=== TEXTE DE LA PAGE ===
━━━━━━━━━━━━━━━━

L’intimité assiégée : Interview exclusive avec Xavier Lanne

Xavier Lanne exerce une activité professionnelle dans la cyberdéfense, et a également travaillé dans le domaine de l’intelligence artificielle et des systèmes embarqués. Il est l’auteur de plusieurs articles en ligne sur l’usage éthique des technologies numériques et publie aujourd’hui chez Téqui un ouvrage qui fera date : L’intimité assiégée. Nous avons lu avec beaucoup d’intérêt son manuscrit, et il a très aimablement accepté de répondre aux questions de Claves.

Claves : Cher Xavier, quels sont les éléments ou les événements qui vous ont amené à vous poser le problème de l’ingérence des technologies dans nos vies privées ?

━━━━━━━━━━━━━━━━

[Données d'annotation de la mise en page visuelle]

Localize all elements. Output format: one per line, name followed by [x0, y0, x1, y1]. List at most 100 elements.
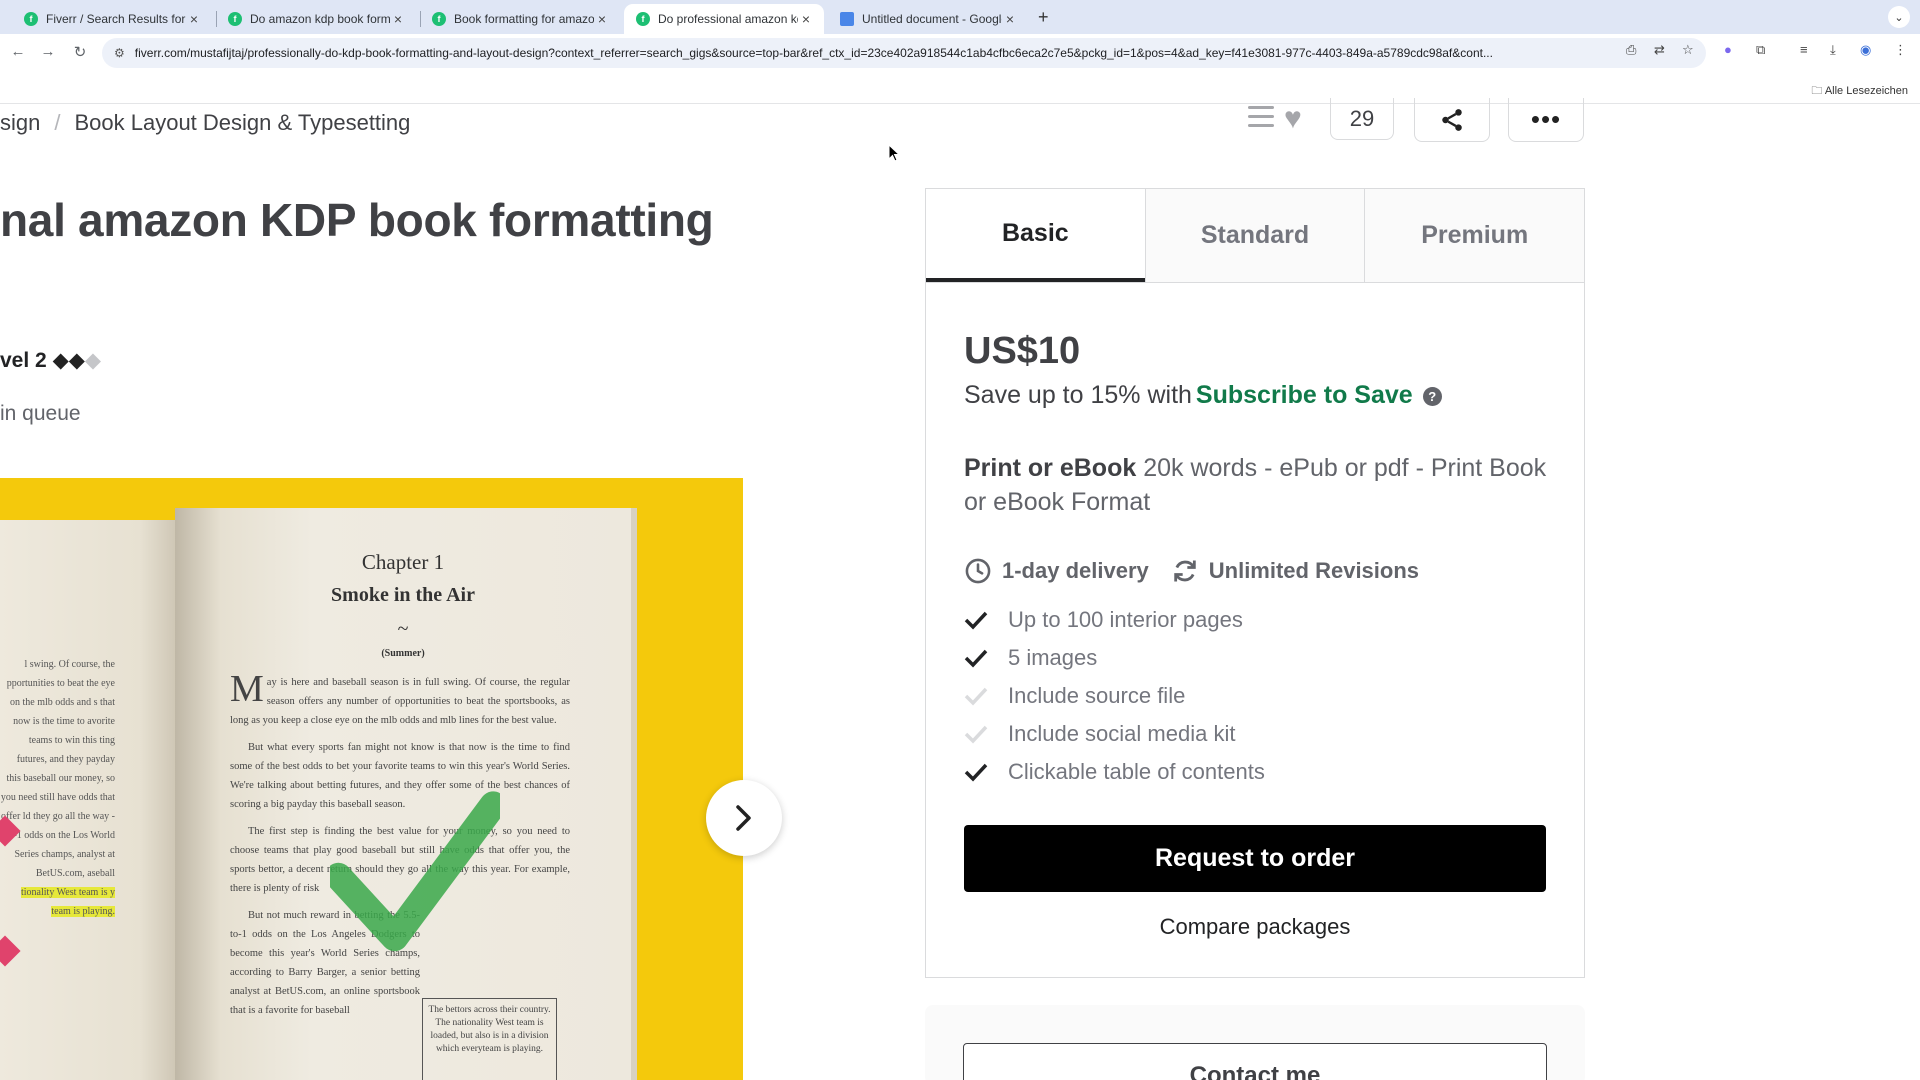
browser-tab[interactable]: f Fiverr / Search Results for 'kdp ×	[12, 4, 212, 34]
subscribe-to-save-link[interactable]: Subscribe to Save	[1196, 381, 1413, 409]
help-icon[interactable]: ?	[1422, 387, 1442, 406]
package-description: Print or eBook 20k words - ePub or pdf -…	[964, 451, 1554, 519]
contact-card: Contact me	[925, 1005, 1585, 1080]
heart-icon[interactable]: ♥	[1284, 102, 1302, 136]
browser-tab[interactable]: Untitled document - Google D ×	[828, 4, 1028, 34]
ellipsis-icon: •••	[1530, 104, 1562, 134]
all-bookmarks-folder[interactable]: 🗀 Alle Lesezeichen	[1811, 82, 1908, 101]
browser-tab-active[interactable]: f Do professional amazon kdp b ×	[624, 4, 824, 34]
revisions-refresh-icon	[1174, 560, 1196, 582]
browser-tab-title: Fiverr / Search Results for 'kdp	[46, 12, 186, 26]
gallery-next-button[interactable]	[706, 780, 782, 856]
feature-list: Up to 100 interior pages 5 images Includ…	[964, 601, 1524, 791]
compare-packages-link[interactable]: Compare packages	[926, 914, 1584, 940]
save-text: Save up to 15% with	[964, 381, 1192, 409]
extensions-puzzle-icon[interactable]: ⧉	[1756, 42, 1765, 58]
back-arrow-icon[interactable]: ←	[8, 43, 28, 60]
tab-standard[interactable]: Standard	[1144, 189, 1365, 282]
browser-tab[interactable]: f Book formatting for amazon k ×	[420, 4, 620, 34]
level-diamond-icon: ◆◆	[52, 349, 85, 372]
book-mockup: l swing. Of course, the pportunities to …	[0, 498, 640, 1080]
extension-icon[interactable]: ●	[1724, 42, 1732, 57]
fiverr-favicon-icon: f	[636, 12, 650, 26]
browser-tab-title: Do professional amazon kdp b	[658, 12, 798, 26]
forward-arrow-icon[interactable]: →	[38, 43, 58, 60]
feature-item: Up to 100 interior pages	[964, 601, 1524, 639]
all-bookmarks-label: Alle Lesezeichen	[1824, 85, 1908, 97]
bookmarks-bar: 🗀 Alle Lesezeichen	[0, 72, 1920, 104]
book-left-page: l swing. Of course, the pportunities to …	[0, 520, 175, 1080]
mouse-cursor-icon	[888, 144, 900, 162]
package-card: Basic Standard Premium US$10 Save up to …	[925, 188, 1585, 978]
ornament: ~	[397, 618, 409, 640]
check-disabled-icon	[964, 687, 988, 706]
browser-tab-title: Do amazon kdp book formatting	[250, 12, 390, 26]
breadcrumb-separator: /	[54, 110, 61, 135]
media-control-icon[interactable]: ≡	[1800, 42, 1808, 57]
gig-title: nal amazon KDP book formatting	[0, 194, 714, 246]
share-button[interactable]	[1414, 98, 1490, 142]
close-tab-icon[interactable]: ×	[594, 11, 610, 27]
subscribe-save-line: Save up to 15% with Subscribe to Save?	[964, 381, 1442, 410]
breadcrumb-parent-link[interactable]: sign	[0, 110, 40, 135]
site-settings-icon[interactable]: ⚙	[114, 46, 125, 60]
level-diamond-empty-icon: ◆	[84, 349, 102, 372]
gig-gallery-image[interactable]: l swing. Of course, the pportunities to …	[0, 478, 743, 1080]
fiverr-favicon-icon: f	[228, 12, 242, 26]
seller-level: vel 2 ◆◆◆	[0, 348, 101, 373]
fiverr-favicon-icon: f	[432, 12, 446, 26]
browser-tab-title: Book formatting for amazon k	[454, 12, 594, 26]
check-icon	[964, 649, 988, 668]
package-tabs: Basic Standard Premium	[926, 189, 1585, 283]
browser-tab-bar: f Fiverr / Search Results for 'kdp × f D…	[0, 0, 1920, 34]
close-tab-icon[interactable]: ×	[186, 11, 202, 27]
boxed-note: The bettors across their country. The na…	[422, 998, 557, 1080]
more-options-button[interactable]: •••	[1508, 98, 1584, 142]
revisions-count: Unlimited Revisions	[1208, 558, 1420, 583]
browser-menu-icon[interactable]: ⋮	[1894, 42, 1907, 58]
close-tab-icon[interactable]: ×	[390, 11, 406, 27]
tab-search-chevron-icon[interactable]: ⌄	[1888, 6, 1910, 28]
install-app-icon[interactable]: ⎙	[1626, 42, 1636, 58]
orders-in-queue: in queue	[0, 402, 81, 425]
delivery-time: 1-day delivery	[1002, 558, 1149, 583]
chapter-title: Smoke in the Air	[331, 584, 475, 606]
browser-tab[interactable]: f Do amazon kdp book formatting ×	[216, 4, 416, 34]
feature-item: Include social media kit	[964, 715, 1524, 753]
like-count: 29	[1330, 98, 1394, 140]
left-page-text: l swing. Of course, the pportunities to …	[0, 659, 115, 917]
translate-icon[interactable]: ⇄	[1654, 42, 1665, 58]
folder-icon: 🗀	[1811, 85, 1823, 97]
tab-premium[interactable]: Premium	[1364, 189, 1585, 282]
reload-icon[interactable]: ↻	[70, 43, 90, 61]
download-icon[interactable]: ⤓	[1830, 42, 1836, 58]
season-label: (Summer)	[381, 648, 425, 659]
feature-item: 5 images	[964, 639, 1524, 677]
request-to-order-button[interactable]: Request to order	[964, 825, 1546, 892]
collections-list-icon[interactable]	[1248, 106, 1274, 128]
bookmark-star-icon[interactable]: ☆	[1682, 42, 1694, 58]
seller-level-label: vel 2	[0, 349, 47, 372]
contact-me-button[interactable]: Contact me	[963, 1043, 1547, 1080]
highlighted-text: tionality West team is y team is playing…	[21, 887, 115, 917]
chapter-number: Chapter 1	[361, 550, 445, 574]
address-bar[interactable]: ⚙ fiverr.com/mustafijtaj/professionally-…	[102, 38, 1706, 68]
browser-toolbar: ← → ↻ ⚙ fiverr.com/mustafijtaj/professio…	[0, 34, 1920, 72]
check-icon	[964, 611, 988, 630]
clock-icon	[965, 558, 991, 584]
new-tab-icon[interactable]: +	[1038, 7, 1049, 28]
close-tab-icon[interactable]: ×	[1002, 11, 1018, 27]
profile-avatar-icon[interactable]: ◉	[1860, 42, 1871, 58]
browser-tab-title: Untitled document - Google D	[862, 12, 1002, 26]
tab-basic[interactable]: Basic	[926, 189, 1145, 282]
red-mark-icon	[0, 935, 21, 967]
google-docs-favicon-icon	[840, 12, 854, 26]
url-text: fiverr.com/mustafijtaj/professionally-do…	[134, 46, 1493, 60]
check-disabled-icon	[964, 725, 988, 744]
feature-item: Clickable table of contents	[964, 753, 1524, 791]
fiverr-favicon-icon: f	[24, 12, 38, 26]
breadcrumb-current-link[interactable]: Book Layout Design & Typesetting	[74, 110, 410, 135]
package-price: US$10	[964, 330, 1081, 372]
close-tab-icon[interactable]: ×	[798, 11, 814, 27]
delivery-info: 1-day delivery Unlimited Revisions	[964, 557, 1419, 585]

━━━━━━━━━━━━━━━━

=== CONSIGNE ===
Poursuivez l'interview de Xavier Lanne sur l'intimité assiégée en reprenant juste après la dernière phrase du texte.

=== RÉSULTAT DE LA TÂCHE ===
Je dirais que c’est une conjonction de plusieurs facteurs. Sur le plan personnel, j’ai commencé à m’intéresser à l’informatique en 2013. Or, 2013 est une année chargée en débat et en polémique, puisque nous sommes en plein combat pour la défense de la famille. Les débats sont alors principalement soutenus et médiatisés par la Manif pour tous. C’est dans ce contexte politique et social tendu autour des questions bioéthiques qu’arrive un élément fondamental à l’origine de ma réflexion : les révélations de Snowden le 6 juin 2013. Ces révélations nous donnent une vision inédite sur l’étendue de la surveillance de masse réalisée par les États-Unis dans le monde.

C’est à partir de ce moment que j’ai commencé à me poser des questions autour de la protection de la vie privée, tout d’abord d’un point de vue technique, pour apprendre à la protéger. Petit à petit, j’ai pris conscience que certains problèmes se poseraient à plus longs termes. Car au-delà des ingérences politiques induites par ce genre de surveillance, nos données allaient servir à entraîner des IA. C’est probablement la raison pour laquelle Google était pionnier en la matière. À cette époque, les IA sont donc principalement développées par les GAFAM, qui soutiennent le transhumanisme. Je me pose alors la question de savoir si ne pas protéger ses données personnelles, c’est déjà soutenir le transhumanisme.

Finalement, j’ai fini par me détacher de toute considération technique pour me poser la question : n’y a-t-il pas un besoin naturel intrinsèque de l’homme à protéger une certaine vie privée ?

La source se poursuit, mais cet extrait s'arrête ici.